◆ Figure dataset records:
- - - - - - -
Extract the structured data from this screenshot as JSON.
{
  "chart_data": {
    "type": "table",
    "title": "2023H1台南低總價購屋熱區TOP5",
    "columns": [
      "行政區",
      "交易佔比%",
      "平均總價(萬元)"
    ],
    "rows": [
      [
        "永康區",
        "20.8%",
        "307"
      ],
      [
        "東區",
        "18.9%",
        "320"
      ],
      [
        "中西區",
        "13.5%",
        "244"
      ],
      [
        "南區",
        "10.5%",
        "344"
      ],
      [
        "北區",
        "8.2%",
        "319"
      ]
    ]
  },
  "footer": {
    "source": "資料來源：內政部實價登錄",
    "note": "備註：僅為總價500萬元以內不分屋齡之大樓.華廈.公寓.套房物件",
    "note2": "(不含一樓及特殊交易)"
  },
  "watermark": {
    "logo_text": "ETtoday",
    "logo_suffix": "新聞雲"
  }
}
- - - - - - -
◆ Prompt: Each record must be repeated exactly as it is.

◆ Written response:
Extract the structured data from this screenshot as JSON.
{
  "chart_data": {
    "type": "table",
    "title": "2023H1台南低總價購屋熱區TOP5",
    "columns": [
      "行政區",
      "交易佔比%",
      "平均總價(萬元)"
    ],
    "rows": [
      [
        "永康區",
        "20.8%",
        "307"
      ],
      [
        "東區",
        "18.9%",
        "320"
      ],
      [
        "中西區",
        "13.5%",
        "244"
      ],
      [
        "南區",
        "10.5%",
        "344"
      ],
      [
        "北區",
        "8.2%",
        "319"
      ]
    ]
  },
  "footer": {
    "source": "資料來源：內政部實價登錄",
    "note": "備註：僅為總價500萬元以內不分屋齡之大樓.華廈.公寓.套房物件",
    "note2": "(不含一樓及特殊交易)"
  },
  "watermark": {
    "logo_text": "ETtoday",
    "logo_suffix": "新聞雲"
  }
}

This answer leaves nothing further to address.